> **Your objective**
Rewrite the material from its start through the line containing "clue-down-2: 2. The", renaming "interactable" to "clickable" and leaving everything else unchanged.

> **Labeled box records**

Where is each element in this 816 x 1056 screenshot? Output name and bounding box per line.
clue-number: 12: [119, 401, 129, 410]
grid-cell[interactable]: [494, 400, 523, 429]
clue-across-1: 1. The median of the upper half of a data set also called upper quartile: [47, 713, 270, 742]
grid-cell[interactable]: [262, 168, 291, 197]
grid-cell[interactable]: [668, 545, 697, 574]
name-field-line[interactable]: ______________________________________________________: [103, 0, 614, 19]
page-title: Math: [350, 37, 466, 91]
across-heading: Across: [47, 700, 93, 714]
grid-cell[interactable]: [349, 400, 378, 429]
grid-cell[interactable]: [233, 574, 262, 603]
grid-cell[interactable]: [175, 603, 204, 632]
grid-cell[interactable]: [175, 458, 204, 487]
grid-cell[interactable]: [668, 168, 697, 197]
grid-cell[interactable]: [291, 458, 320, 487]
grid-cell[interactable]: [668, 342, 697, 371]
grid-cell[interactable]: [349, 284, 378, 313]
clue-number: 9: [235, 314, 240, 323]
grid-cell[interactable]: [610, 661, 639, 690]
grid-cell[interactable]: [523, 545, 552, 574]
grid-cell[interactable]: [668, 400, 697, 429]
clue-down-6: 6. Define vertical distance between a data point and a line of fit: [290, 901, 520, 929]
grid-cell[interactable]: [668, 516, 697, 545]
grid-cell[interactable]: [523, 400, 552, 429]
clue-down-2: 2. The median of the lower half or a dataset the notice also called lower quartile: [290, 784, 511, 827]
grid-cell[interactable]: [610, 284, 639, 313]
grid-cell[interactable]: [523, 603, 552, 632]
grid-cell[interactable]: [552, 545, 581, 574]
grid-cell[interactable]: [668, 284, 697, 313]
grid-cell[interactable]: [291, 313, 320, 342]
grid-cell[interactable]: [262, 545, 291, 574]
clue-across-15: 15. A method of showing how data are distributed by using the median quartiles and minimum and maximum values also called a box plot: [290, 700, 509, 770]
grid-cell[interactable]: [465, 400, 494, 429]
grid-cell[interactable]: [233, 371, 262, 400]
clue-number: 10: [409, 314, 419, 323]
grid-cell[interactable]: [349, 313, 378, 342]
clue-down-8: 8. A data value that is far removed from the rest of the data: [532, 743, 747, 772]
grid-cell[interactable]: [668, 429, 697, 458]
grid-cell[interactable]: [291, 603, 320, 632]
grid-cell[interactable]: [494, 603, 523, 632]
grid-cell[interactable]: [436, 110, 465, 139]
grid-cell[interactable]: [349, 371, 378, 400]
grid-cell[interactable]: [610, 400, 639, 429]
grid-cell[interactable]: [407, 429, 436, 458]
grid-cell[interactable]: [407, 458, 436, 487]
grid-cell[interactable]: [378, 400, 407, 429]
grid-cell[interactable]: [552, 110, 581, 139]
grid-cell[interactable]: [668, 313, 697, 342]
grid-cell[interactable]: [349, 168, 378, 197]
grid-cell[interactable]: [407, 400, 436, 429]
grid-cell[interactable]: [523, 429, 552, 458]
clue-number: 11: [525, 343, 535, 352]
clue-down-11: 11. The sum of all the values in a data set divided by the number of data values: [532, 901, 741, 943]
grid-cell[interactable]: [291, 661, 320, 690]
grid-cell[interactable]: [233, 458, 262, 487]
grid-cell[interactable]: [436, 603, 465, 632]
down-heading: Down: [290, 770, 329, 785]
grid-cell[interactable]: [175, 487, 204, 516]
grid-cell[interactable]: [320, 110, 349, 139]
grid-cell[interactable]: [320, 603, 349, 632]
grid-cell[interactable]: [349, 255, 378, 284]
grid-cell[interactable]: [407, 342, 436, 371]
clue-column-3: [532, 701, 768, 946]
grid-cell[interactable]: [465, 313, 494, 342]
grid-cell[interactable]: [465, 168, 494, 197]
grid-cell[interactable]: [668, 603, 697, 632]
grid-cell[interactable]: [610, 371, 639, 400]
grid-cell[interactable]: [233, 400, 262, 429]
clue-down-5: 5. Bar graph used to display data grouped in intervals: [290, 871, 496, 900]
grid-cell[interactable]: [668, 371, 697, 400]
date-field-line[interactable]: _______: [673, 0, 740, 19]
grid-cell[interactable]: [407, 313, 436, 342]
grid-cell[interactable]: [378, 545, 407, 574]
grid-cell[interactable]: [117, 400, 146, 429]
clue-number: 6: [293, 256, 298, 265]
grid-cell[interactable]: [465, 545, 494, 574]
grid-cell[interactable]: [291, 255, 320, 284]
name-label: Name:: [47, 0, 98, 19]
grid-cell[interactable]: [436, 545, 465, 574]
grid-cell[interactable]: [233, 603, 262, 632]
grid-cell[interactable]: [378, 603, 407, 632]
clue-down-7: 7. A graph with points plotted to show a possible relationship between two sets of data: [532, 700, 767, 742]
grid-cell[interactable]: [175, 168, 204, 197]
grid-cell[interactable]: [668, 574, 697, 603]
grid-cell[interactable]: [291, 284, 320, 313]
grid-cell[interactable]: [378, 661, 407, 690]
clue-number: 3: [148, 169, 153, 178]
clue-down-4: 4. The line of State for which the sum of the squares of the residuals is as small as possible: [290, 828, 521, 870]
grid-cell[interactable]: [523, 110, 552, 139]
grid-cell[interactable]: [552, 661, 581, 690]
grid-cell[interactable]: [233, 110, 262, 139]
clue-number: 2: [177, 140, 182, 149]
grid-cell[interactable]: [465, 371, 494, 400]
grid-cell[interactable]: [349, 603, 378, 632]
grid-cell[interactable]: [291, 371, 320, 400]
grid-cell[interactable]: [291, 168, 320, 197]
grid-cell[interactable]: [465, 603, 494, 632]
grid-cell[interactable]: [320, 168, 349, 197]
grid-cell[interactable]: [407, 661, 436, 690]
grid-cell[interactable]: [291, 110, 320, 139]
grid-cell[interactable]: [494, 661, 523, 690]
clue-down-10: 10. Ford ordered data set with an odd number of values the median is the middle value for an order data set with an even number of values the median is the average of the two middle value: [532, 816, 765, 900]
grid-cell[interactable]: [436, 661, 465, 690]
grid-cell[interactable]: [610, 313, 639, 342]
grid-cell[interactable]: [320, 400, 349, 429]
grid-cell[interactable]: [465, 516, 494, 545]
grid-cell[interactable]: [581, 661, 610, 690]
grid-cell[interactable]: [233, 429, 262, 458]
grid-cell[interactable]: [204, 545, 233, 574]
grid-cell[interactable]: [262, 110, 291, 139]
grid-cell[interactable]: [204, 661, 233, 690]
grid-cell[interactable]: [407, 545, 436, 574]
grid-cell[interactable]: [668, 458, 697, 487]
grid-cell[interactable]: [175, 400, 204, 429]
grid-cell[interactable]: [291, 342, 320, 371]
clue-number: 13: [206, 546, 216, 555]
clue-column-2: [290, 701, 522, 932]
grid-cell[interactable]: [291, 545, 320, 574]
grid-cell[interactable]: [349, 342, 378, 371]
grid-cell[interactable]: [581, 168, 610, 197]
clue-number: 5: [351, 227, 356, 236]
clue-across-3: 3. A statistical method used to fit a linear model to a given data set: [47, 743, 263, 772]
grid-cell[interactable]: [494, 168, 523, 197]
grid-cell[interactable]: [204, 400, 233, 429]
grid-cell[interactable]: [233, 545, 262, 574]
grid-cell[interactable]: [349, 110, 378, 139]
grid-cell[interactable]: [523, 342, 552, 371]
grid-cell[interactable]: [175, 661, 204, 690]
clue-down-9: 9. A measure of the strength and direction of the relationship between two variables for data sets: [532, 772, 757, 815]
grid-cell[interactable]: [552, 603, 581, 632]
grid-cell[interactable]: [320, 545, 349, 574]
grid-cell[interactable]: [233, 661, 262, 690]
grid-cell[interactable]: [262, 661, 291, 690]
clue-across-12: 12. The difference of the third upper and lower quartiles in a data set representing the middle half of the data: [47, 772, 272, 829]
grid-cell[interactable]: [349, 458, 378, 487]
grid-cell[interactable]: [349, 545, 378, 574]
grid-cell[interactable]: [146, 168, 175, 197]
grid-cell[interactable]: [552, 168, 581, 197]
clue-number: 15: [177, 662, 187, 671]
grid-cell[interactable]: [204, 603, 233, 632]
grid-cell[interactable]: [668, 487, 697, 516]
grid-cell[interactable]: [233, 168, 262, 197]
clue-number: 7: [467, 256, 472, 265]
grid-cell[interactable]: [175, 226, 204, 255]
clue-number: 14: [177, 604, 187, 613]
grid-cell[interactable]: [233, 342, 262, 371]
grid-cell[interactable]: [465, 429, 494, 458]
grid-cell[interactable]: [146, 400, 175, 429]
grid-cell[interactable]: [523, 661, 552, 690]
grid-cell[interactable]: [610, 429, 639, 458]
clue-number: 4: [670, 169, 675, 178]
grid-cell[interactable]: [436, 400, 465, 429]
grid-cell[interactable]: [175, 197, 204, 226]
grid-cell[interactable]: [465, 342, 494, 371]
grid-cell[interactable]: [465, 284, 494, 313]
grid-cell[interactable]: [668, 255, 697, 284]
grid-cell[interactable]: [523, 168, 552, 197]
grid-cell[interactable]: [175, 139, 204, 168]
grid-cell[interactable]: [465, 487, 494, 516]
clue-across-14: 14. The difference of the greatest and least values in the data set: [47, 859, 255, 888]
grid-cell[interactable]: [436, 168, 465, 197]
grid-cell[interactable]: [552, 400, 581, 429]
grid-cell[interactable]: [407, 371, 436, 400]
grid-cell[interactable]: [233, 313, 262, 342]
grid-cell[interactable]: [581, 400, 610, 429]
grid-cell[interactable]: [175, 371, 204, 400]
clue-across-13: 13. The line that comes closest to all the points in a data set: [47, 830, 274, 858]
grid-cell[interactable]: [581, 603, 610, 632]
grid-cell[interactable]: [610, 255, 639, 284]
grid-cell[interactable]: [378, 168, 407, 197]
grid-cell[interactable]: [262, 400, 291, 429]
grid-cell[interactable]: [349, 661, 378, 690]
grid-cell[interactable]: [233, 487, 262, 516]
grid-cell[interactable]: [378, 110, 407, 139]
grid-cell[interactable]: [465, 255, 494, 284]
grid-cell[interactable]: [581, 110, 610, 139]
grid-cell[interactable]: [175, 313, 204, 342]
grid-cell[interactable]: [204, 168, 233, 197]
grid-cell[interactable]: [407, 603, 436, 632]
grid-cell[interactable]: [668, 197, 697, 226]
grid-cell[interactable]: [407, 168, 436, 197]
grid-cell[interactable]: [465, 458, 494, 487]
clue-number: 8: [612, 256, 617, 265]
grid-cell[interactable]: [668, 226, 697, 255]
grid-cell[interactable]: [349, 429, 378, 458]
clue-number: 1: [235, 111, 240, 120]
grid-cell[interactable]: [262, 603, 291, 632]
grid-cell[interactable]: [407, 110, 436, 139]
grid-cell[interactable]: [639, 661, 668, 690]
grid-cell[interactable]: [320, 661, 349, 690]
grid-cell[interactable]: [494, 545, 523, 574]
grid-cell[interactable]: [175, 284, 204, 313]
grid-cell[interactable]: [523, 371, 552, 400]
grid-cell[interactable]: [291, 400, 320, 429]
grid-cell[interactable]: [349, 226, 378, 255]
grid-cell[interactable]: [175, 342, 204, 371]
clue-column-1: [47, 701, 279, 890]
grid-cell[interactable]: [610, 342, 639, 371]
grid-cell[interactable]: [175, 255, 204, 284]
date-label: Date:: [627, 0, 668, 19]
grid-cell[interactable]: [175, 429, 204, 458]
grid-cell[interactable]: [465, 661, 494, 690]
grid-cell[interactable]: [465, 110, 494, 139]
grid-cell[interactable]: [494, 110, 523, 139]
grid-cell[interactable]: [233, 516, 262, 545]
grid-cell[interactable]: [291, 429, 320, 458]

> **Exercise output**
Where is each element in this 816 x 1056 screenshot? Output name and bounding box per line.
clue-number: 12: [119, 401, 129, 410]
grid-cell[clickable]: [494, 400, 523, 429]
clue-across-1: 1. The median of the upper half of a data set also called upper quartile: [47, 713, 270, 742]
grid-cell[clickable]: [262, 168, 291, 197]
grid-cell[clickable]: [668, 545, 697, 574]
name-field-line[clickable]: ______________________________________________________: [103, 0, 614, 19]
page-title: Math: [350, 37, 466, 91]
across-heading: Across: [47, 700, 93, 714]
grid-cell[clickable]: [349, 400, 378, 429]
grid-cell[clickable]: [233, 574, 262, 603]
grid-cell[clickable]: [175, 603, 204, 632]
grid-cell[clickable]: [175, 458, 204, 487]
grid-cell[clickable]: [668, 168, 697, 197]
grid-cell[clickable]: [291, 458, 320, 487]
grid-cell[clickable]: [668, 342, 697, 371]
grid-cell[clickable]: [349, 284, 378, 313]
clue-number: 9: [235, 314, 240, 323]
grid-cell[clickable]: [610, 661, 639, 690]
grid-cell[clickable]: [523, 545, 552, 574]
grid-cell[clickable]: [668, 400, 697, 429]
clue-down-6: 6. Define vertical distance between a data point and a line of fit: [290, 901, 520, 929]
grid-cell[clickable]: [668, 516, 697, 545]
grid-cell[clickable]: [523, 400, 552, 429]
clue-down-2: 2. The median of the lower half or a dataset the notice also called lower quartile: [290, 784, 511, 827]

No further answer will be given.